* [Materials provided]:
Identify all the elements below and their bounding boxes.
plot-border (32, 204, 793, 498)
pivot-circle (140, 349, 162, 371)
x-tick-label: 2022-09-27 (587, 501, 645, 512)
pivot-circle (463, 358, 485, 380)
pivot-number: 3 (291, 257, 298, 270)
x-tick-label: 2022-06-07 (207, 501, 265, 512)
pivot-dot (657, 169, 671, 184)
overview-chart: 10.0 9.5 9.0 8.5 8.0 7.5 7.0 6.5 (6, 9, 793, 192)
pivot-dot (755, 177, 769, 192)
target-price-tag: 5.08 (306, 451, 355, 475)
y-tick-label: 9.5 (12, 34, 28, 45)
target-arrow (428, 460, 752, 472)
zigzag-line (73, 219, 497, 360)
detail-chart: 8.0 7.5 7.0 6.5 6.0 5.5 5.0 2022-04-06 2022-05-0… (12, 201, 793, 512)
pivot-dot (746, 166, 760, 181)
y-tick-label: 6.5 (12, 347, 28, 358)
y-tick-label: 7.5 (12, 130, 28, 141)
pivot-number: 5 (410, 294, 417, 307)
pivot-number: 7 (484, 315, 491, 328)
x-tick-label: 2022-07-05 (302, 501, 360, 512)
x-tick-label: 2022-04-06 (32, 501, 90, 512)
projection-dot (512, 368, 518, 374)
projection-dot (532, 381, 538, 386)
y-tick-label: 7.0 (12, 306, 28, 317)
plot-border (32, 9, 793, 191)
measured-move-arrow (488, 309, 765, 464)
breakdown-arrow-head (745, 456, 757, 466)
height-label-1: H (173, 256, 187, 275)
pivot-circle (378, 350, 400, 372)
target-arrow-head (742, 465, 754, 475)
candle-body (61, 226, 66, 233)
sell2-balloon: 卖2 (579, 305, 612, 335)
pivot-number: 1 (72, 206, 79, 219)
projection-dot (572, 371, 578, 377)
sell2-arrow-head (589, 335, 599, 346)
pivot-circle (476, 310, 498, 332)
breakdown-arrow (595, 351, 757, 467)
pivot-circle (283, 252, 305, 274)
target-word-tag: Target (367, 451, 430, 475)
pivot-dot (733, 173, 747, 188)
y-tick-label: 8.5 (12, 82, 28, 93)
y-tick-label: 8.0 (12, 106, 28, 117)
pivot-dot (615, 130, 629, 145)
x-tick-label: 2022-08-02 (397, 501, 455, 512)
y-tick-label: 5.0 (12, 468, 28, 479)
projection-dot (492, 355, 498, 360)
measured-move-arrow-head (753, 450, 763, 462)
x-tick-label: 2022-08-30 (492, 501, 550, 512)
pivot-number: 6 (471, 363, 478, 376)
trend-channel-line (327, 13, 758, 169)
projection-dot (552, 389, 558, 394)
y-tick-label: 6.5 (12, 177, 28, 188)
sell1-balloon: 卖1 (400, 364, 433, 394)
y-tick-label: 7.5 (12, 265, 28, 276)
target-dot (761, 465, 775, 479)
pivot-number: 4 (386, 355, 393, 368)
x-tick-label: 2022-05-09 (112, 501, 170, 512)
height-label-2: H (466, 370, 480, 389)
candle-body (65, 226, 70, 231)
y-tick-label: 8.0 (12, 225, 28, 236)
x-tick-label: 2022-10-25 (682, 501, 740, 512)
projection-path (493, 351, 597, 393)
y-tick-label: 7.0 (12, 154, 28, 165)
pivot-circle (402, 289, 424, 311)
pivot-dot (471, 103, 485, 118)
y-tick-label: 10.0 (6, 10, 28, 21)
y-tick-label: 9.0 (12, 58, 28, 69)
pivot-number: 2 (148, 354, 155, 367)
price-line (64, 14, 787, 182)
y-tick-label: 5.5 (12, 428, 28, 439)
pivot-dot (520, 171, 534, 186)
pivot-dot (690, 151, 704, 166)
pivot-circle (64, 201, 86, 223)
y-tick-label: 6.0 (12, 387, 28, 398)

* [Stated problem]: Write out every one of the items above word for word, with each line kept unchanged and in its original order.

* [Output of the exercise]:
Identify all the elements below and their bounding boxes.
plot-border (32, 204, 793, 498)
pivot-circle (140, 349, 162, 371)
x-tick-label: 2022-09-27 (587, 501, 645, 512)
pivot-circle (463, 358, 485, 380)
pivot-number: 3 (291, 257, 298, 270)
x-tick-label: 2022-06-07 (207, 501, 265, 512)
pivot-dot (657, 169, 671, 184)
overview-chart: 10.0 9.5 9.0 8.5 8.0 7.5 7.0 6.5 (6, 9, 793, 192)
pivot-dot (755, 177, 769, 192)
target-price-tag: 5.08 (306, 451, 355, 475)
y-tick-label: 9.5 (12, 34, 28, 45)
target-arrow (428, 460, 752, 472)
zigzag-line (73, 219, 497, 360)
detail-chart: 8.0 7.5 7.0 6.5 6.0 5.5 5.0 2022-04-06 2022-05-0… (12, 201, 793, 512)
pivot-dot (746, 166, 760, 181)
y-tick-label: 6.5 (12, 347, 28, 358)
y-tick-label: 7.5 (12, 130, 28, 141)
pivot-number: 5 (410, 294, 417, 307)
pivot-number: 7 (484, 315, 491, 328)
x-tick-label: 2022-07-05 (302, 501, 360, 512)
x-tick-label: 2022-04-06 (32, 501, 90, 512)
projection-dot (512, 368, 518, 374)
projection-dot (532, 381, 538, 386)
y-tick-label: 7.0 (12, 306, 28, 317)
plot-border (32, 9, 793, 191)
measured-move-arrow (488, 309, 765, 464)
breakdown-arrow-head (745, 456, 757, 466)
height-label-1: H (173, 256, 187, 275)
pivot-circle (378, 350, 400, 372)
target-arrow-head (742, 465, 754, 475)
candle-body (61, 226, 66, 233)
sell2-balloon: 卖2 (579, 305, 612, 335)
pivot-number: 1 (72, 206, 79, 219)
projection-dot (572, 371, 578, 377)
sell2-arrow-head (589, 335, 599, 346)
pivot-circle (476, 310, 498, 332)
breakdown-arrow (595, 351, 757, 467)
pivot-circle (283, 252, 305, 274)
target-word-tag: Target (367, 451, 430, 475)
pivot-dot (733, 173, 747, 188)
y-tick-label: 8.5 (12, 82, 28, 93)
y-tick-label: 8.0 (12, 106, 28, 117)
pivot-dot (615, 130, 629, 145)
x-tick-label: 2022-08-02 (397, 501, 455, 512)
y-tick-label: 5.0 (12, 468, 28, 479)
projection-dot (492, 355, 498, 360)
measured-move-arrow-head (753, 450, 763, 462)
x-tick-label: 2022-08-30 (492, 501, 550, 512)
pivot-number: 6 (471, 363, 478, 376)
trend-channel-line (327, 13, 758, 169)
projection-dot (552, 389, 558, 394)
y-tick-label: 6.5 (12, 177, 28, 188)
sell1-balloon: 卖1 (400, 364, 433, 394)
y-tick-label: 7.5 (12, 265, 28, 276)
target-dot (761, 465, 775, 479)
pivot-number: 4 (386, 355, 393, 368)
x-tick-label: 2022-05-09 (112, 501, 170, 512)
height-label-2: H (466, 370, 480, 389)
candle-body (65, 226, 70, 231)
y-tick-label: 8.0 (12, 225, 28, 236)
x-tick-label: 2022-10-25 (682, 501, 740, 512)
projection-path (493, 351, 597, 393)
y-tick-label: 7.0 (12, 154, 28, 165)
pivot-circle (402, 289, 424, 311)
pivot-dot (471, 103, 485, 118)
y-tick-label: 10.0 (6, 10, 28, 21)
y-tick-label: 9.0 (12, 58, 28, 69)
pivot-number: 2 (148, 354, 155, 367)
price-line (64, 14, 787, 182)
y-tick-label: 5.5 (12, 428, 28, 439)
pivot-dot (520, 171, 534, 186)
pivot-dot (690, 151, 704, 166)
pivot-circle (64, 201, 86, 223)
y-tick-label: 6.0 (12, 387, 28, 398)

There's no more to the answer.